Your task is to count the lines of the entries below that include the word "años" and to give only the resulting number.

- - -

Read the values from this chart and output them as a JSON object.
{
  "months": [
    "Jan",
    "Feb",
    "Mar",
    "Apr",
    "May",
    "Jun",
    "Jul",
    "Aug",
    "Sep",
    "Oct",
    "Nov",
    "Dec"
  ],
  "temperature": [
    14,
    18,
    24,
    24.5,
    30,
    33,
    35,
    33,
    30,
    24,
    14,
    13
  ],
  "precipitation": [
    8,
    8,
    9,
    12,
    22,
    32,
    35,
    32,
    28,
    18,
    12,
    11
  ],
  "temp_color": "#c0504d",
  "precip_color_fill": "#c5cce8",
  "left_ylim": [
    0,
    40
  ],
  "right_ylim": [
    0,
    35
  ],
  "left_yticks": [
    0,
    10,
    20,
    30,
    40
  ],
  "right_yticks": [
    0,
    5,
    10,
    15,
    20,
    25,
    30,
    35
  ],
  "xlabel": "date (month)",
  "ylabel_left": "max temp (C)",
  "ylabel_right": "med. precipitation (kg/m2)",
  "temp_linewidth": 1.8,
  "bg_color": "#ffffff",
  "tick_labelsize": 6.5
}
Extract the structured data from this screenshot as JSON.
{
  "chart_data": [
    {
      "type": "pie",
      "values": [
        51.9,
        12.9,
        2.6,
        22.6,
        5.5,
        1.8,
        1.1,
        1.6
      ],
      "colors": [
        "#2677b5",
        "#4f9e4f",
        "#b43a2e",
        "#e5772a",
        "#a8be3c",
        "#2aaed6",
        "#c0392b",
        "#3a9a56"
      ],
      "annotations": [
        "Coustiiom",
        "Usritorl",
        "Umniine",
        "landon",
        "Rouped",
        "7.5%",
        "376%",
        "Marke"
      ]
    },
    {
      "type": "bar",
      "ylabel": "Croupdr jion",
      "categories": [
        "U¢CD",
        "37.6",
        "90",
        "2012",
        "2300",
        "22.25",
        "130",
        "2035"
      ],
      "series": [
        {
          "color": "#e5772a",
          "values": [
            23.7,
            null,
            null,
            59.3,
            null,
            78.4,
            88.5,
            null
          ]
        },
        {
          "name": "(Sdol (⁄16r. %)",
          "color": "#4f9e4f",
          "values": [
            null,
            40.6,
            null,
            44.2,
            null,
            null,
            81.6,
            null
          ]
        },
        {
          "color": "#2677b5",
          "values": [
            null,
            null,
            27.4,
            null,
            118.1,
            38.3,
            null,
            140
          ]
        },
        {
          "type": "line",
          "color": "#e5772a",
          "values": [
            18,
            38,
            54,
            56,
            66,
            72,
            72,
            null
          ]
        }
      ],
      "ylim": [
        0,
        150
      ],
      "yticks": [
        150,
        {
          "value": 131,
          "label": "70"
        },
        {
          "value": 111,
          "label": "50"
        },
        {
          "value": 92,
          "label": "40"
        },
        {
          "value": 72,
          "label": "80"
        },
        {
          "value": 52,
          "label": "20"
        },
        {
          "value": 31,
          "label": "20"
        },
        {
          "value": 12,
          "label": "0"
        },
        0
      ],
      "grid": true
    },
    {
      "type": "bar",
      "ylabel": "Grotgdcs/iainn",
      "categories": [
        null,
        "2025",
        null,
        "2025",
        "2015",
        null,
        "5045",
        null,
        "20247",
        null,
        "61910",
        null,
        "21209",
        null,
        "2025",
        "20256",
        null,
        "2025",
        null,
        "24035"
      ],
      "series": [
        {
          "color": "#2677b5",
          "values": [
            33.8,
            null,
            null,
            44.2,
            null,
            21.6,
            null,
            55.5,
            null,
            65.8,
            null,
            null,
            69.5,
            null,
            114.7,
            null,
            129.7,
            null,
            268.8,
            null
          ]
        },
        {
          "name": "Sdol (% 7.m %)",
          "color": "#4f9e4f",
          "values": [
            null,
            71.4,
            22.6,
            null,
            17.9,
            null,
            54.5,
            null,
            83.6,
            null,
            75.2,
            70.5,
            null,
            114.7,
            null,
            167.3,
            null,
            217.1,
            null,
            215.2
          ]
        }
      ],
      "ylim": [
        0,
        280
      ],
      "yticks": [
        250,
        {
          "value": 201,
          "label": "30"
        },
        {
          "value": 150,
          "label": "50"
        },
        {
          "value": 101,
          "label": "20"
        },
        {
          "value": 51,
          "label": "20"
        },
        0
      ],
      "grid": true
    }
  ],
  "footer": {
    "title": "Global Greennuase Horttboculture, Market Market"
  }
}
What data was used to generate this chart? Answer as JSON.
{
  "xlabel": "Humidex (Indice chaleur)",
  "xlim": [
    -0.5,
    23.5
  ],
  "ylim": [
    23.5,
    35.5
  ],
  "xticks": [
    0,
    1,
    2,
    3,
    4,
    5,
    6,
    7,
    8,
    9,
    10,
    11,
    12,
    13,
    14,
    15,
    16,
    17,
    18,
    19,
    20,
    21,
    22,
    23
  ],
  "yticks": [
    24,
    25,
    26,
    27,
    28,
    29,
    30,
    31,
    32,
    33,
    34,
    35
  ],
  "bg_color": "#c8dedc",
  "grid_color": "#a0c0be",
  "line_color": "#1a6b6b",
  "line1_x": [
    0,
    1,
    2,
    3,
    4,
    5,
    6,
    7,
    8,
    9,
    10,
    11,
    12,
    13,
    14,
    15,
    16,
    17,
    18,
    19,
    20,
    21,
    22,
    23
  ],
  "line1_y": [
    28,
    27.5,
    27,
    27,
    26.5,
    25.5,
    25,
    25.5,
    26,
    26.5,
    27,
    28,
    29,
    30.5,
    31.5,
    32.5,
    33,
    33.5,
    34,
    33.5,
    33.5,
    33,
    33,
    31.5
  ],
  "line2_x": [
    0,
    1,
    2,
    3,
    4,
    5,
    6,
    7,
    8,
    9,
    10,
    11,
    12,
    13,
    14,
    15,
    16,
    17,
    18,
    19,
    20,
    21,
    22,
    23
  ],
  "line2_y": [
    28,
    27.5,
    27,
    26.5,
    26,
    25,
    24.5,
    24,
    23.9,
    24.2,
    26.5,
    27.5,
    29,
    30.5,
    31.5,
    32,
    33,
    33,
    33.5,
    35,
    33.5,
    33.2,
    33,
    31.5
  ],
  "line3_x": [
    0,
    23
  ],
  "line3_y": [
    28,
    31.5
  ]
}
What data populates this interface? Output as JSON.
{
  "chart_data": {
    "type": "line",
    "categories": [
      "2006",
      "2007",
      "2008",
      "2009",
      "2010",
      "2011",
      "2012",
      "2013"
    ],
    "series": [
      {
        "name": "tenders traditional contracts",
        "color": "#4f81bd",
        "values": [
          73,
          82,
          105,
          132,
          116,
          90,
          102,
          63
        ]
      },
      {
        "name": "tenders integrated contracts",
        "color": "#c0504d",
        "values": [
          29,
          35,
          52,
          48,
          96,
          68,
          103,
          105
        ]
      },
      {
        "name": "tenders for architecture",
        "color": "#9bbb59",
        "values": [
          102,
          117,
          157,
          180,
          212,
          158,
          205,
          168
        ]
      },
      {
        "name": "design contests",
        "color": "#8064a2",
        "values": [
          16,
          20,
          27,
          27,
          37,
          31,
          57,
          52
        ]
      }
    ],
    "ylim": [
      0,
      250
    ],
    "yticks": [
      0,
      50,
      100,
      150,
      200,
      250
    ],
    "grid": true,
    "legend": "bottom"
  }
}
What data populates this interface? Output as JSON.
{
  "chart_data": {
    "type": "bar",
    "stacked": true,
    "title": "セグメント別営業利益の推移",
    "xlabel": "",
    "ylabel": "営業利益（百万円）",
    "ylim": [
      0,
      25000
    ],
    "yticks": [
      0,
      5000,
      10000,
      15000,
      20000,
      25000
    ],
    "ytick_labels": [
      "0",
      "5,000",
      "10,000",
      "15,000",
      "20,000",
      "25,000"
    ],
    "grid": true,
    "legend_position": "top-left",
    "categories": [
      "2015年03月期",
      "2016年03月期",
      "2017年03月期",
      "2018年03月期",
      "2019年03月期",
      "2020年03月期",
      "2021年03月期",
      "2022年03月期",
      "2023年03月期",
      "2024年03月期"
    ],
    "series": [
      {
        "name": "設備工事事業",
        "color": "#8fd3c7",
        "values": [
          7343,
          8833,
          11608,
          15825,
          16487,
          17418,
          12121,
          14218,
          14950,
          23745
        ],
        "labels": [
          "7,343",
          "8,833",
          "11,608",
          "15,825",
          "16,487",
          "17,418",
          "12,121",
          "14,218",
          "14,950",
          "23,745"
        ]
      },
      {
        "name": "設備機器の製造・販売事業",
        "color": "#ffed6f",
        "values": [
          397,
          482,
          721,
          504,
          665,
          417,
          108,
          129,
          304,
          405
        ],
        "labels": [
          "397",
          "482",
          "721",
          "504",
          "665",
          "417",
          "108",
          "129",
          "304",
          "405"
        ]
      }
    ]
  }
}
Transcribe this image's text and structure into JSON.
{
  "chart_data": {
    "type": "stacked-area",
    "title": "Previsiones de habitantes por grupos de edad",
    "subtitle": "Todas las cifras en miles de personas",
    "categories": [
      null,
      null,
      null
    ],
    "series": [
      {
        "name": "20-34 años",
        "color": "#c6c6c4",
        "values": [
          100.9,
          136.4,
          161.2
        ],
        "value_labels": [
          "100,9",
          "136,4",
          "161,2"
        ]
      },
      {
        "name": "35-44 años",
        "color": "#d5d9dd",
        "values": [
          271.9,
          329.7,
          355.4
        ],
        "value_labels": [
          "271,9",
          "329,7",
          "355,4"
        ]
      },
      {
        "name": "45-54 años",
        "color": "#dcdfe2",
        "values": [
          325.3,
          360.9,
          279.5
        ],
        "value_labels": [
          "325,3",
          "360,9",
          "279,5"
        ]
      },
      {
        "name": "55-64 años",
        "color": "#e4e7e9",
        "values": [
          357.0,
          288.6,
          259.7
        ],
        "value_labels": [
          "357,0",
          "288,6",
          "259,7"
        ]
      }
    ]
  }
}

- - -

- **RESULT OF THIS TASK**:
4